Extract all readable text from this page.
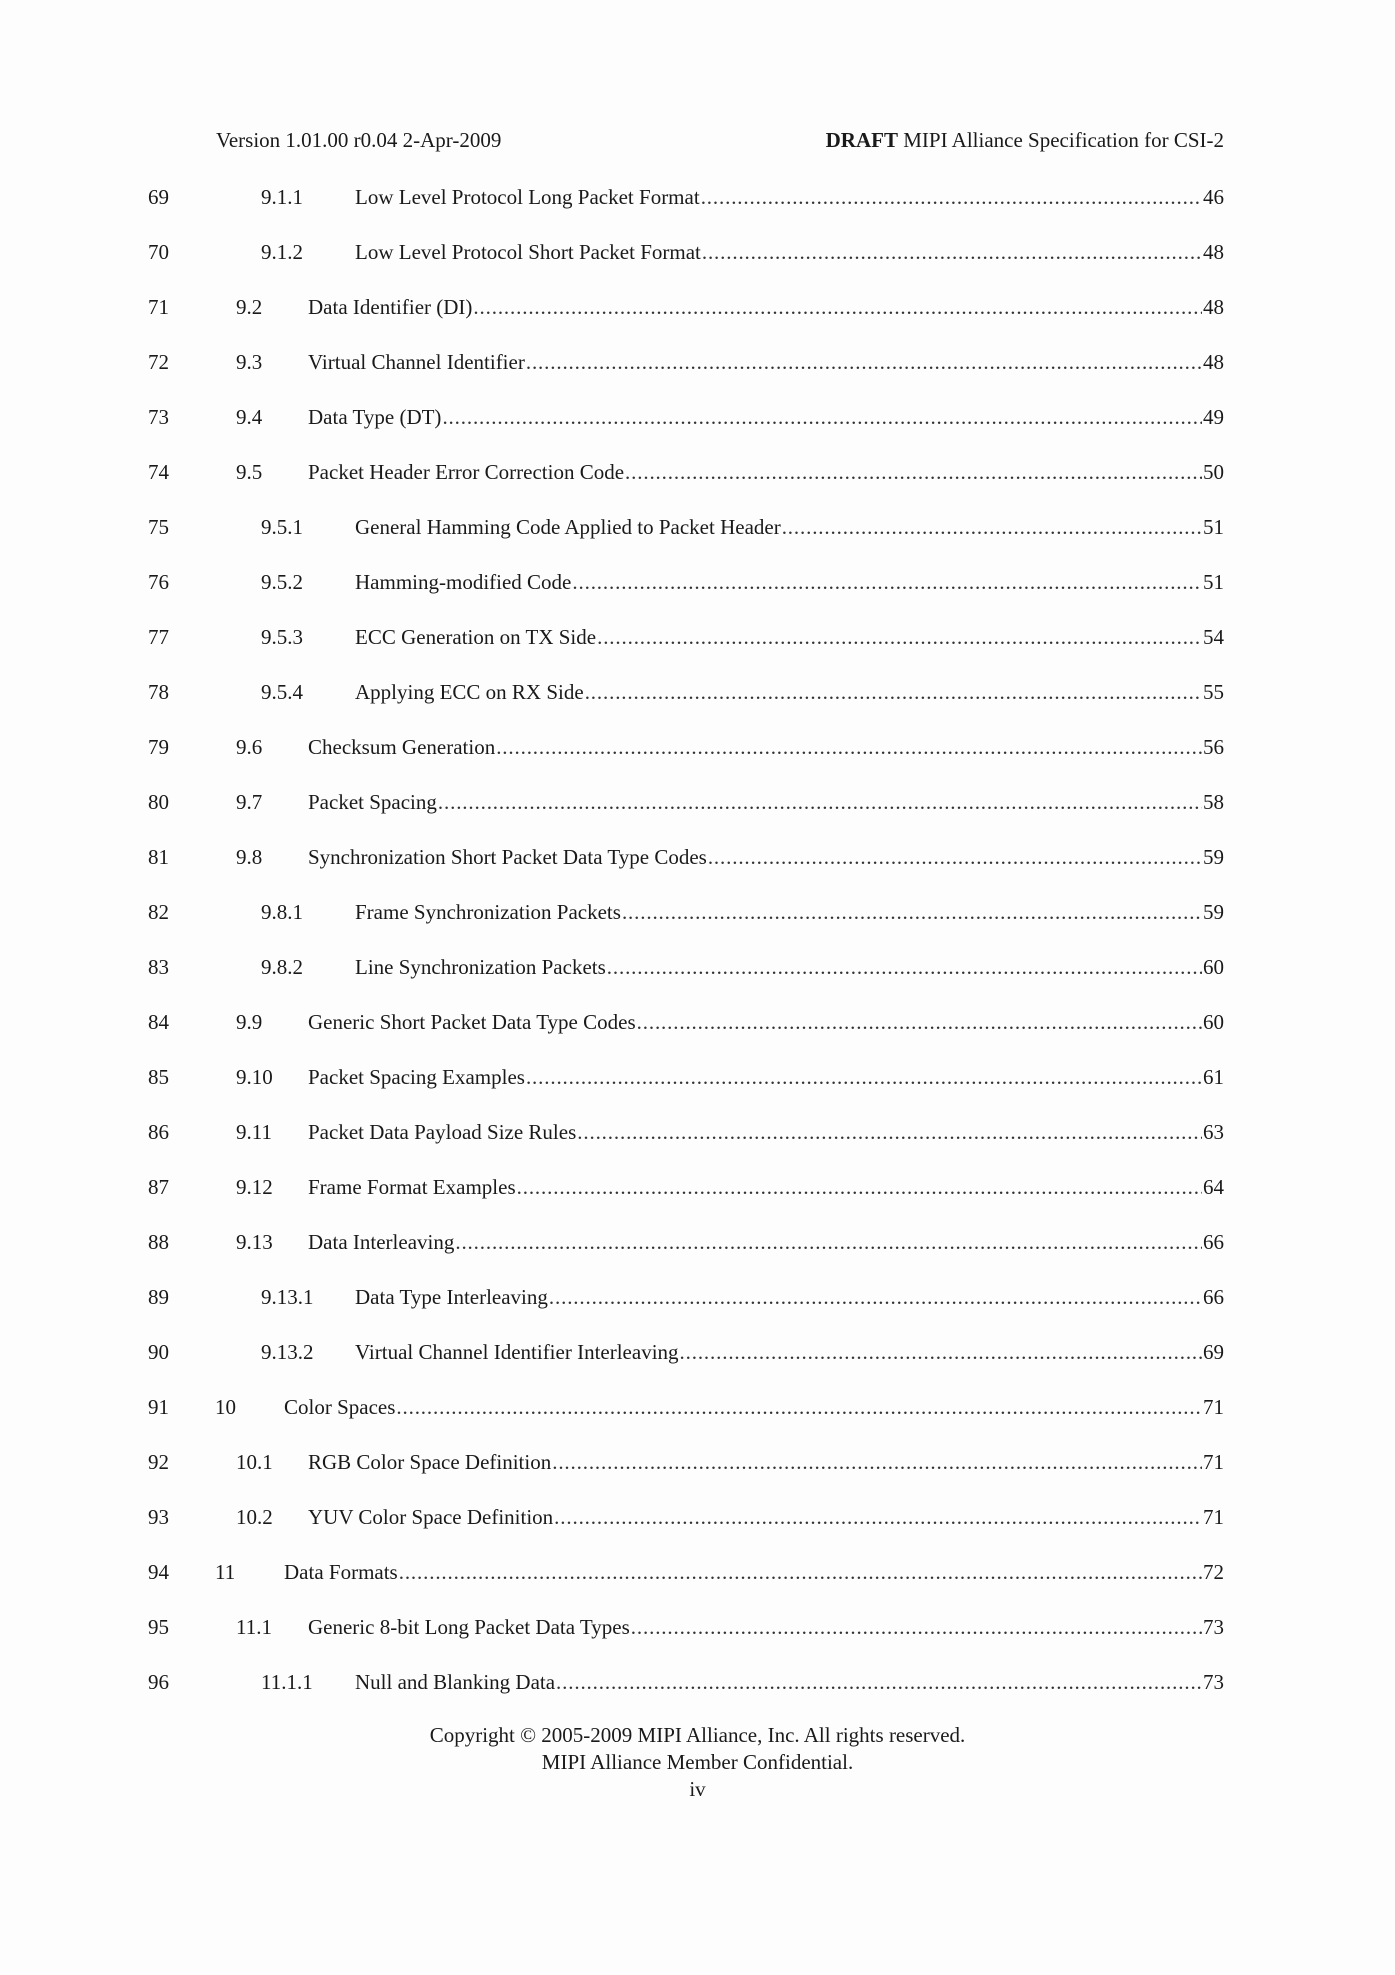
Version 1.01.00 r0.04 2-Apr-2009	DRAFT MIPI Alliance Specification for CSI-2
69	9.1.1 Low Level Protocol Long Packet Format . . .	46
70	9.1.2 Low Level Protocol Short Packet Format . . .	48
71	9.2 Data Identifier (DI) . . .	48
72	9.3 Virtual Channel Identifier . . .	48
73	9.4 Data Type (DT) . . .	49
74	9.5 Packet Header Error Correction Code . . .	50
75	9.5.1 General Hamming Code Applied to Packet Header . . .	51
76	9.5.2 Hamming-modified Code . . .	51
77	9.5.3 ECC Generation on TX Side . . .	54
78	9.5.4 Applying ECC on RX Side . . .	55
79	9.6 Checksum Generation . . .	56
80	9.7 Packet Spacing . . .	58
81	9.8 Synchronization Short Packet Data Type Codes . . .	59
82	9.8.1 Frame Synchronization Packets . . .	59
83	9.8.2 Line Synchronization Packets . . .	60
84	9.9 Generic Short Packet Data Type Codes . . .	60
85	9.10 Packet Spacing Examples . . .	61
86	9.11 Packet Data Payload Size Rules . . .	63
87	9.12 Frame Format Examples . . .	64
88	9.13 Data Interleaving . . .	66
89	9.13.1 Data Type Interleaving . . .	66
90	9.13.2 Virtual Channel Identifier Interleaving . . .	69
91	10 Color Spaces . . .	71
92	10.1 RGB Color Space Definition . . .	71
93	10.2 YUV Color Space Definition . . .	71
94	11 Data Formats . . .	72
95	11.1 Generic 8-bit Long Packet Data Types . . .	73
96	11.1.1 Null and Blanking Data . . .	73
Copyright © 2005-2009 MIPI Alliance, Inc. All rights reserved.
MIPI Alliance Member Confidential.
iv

···

To do - Leave out the pictures and print each record exactly as it stands.

Completed exercise -
Extract all readable text from this page.
Version 1.01.00 r0.04 2-Apr-2009	DRAFT MIPI Alliance Specification for CSI-2
69	9.1.1 Low Level Protocol Long Packet Format . . .	46
70	9.1.2 Low Level Protocol Short Packet Format . . .	48
71	9.2 Data Identifier (DI) . . .	48
72	9.3 Virtual Channel Identifier . . .	48
73	9.4 Data Type (DT) . . .	49
74	9.5 Packet Header Error Correction Code . . .	50
75	9.5.1 General Hamming Code Applied to Packet Header . . .	51
76	9.5.2 Hamming-modified Code . . .	51
77	9.5.3 ECC Generation on TX Side . . .	54
78	9.5.4 Applying ECC on RX Side . . .	55
79	9.6 Checksum Generation . . .	56
80	9.7 Packet Spacing . . .	58
81	9.8 Synchronization Short Packet Data Type Codes . . .	59
82	9.8.1 Frame Synchronization Packets . . .	59
83	9.8.2 Line Synchronization Packets . . .	60
84	9.9 Generic Short Packet Data Type Codes . . .	60
85	9.10 Packet Spacing Examples . . .	61
86	9.11 Packet Data Payload Size Rules . . .	63
87	9.12 Frame Format Examples . . .	64
88	9.13 Data Interleaving . . .	66
89	9.13.1 Data Type Interleaving . . .	66
90	9.13.2 Virtual Channel Identifier Interleaving . . .	69
91	10 Color Spaces . . .	71
92	10.1 RGB Color Space Definition . . .	71
93	10.2 YUV Color Space Definition . . .	71
94	11 Data Formats . . .	72
95	11.1 Generic 8-bit Long Packet Data Types . . .	73
96	11.1.1 Null and Blanking Data . . .	73
Copyright © 2005-2009 MIPI Alliance, Inc. All rights reserved.
MIPI Alliance Member Confidential.
iv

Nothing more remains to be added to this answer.